# WHAT YOU NEED TO DO:
Determine how many lines of the entries contain "описание". Reply with that number alone.

# SUPPLIED INFORMATION:

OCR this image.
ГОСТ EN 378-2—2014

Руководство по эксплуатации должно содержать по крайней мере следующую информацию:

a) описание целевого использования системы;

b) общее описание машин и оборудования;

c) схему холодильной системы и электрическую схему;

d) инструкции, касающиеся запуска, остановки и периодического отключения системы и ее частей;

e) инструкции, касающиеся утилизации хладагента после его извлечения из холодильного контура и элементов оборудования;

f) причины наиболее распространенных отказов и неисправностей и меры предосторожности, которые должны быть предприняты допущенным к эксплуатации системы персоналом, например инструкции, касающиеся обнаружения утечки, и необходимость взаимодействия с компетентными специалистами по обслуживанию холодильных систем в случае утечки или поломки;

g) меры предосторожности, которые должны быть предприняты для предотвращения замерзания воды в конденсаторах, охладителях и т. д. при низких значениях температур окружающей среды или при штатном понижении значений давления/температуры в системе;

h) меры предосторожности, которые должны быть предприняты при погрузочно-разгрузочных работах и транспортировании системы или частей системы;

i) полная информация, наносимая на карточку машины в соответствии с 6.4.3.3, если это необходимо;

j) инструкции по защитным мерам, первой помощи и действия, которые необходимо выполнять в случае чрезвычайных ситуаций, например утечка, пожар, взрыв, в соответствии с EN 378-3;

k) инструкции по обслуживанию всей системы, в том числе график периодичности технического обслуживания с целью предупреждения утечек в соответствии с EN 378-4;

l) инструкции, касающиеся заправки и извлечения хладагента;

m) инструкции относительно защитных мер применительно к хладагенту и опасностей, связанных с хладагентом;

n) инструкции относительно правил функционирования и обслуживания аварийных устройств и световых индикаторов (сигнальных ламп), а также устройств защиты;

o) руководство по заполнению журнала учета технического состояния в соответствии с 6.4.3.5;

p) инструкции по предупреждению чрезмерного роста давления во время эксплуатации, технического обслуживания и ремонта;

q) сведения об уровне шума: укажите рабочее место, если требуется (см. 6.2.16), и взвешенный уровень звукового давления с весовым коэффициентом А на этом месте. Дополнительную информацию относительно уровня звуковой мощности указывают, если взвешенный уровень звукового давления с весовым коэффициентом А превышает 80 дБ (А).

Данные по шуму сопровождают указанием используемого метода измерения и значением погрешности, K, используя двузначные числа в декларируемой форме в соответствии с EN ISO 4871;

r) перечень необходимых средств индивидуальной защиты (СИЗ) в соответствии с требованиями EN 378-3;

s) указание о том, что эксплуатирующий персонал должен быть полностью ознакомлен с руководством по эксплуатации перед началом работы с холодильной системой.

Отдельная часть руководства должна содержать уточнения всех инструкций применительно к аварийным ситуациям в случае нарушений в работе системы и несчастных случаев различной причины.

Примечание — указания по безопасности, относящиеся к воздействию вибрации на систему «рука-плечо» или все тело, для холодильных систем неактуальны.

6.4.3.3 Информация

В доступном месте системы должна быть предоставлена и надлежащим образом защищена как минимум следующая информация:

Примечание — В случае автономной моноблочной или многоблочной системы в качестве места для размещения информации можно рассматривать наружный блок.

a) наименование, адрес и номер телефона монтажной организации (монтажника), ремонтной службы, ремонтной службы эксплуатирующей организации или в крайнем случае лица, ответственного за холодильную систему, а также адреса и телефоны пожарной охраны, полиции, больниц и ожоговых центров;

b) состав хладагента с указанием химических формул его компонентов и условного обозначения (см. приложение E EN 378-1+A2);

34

# WRITTEN ANSWER:
2